- _SUPPLIED DATA_:
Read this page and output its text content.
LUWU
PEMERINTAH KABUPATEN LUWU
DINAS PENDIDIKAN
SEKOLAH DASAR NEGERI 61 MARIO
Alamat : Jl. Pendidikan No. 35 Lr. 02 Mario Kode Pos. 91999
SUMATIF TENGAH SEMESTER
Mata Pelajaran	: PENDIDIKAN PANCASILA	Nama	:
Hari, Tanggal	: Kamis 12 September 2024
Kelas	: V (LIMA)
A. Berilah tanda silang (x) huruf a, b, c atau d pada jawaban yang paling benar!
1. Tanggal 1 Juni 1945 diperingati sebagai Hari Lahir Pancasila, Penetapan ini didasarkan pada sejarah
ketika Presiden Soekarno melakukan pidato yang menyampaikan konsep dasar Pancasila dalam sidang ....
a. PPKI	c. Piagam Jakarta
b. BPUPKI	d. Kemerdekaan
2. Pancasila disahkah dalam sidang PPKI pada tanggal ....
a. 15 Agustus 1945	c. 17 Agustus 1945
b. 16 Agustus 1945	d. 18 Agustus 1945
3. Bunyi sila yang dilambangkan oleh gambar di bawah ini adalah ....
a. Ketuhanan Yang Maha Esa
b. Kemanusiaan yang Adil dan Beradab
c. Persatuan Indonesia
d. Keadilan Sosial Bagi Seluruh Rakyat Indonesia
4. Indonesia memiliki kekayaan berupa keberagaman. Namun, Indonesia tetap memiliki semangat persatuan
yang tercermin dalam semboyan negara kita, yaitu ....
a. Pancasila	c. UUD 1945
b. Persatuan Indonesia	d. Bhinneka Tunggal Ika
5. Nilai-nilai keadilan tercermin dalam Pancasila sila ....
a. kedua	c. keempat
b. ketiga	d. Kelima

- _GOAL_: Search the lines above for the string "pada", then show every one that has it.

- _EXERCISE SOLUTION_:
A. Berilah tanda silang (x) huruf a, b, c atau d pada jawaban yang paling benar!
1. Tanggal 1 Juni 1945 diperingati sebagai Hari Lahir Pancasila, Penetapan ini didasarkan pada sejarah
2. Pancasila disahkah dalam sidang PPKI pada tanggal ....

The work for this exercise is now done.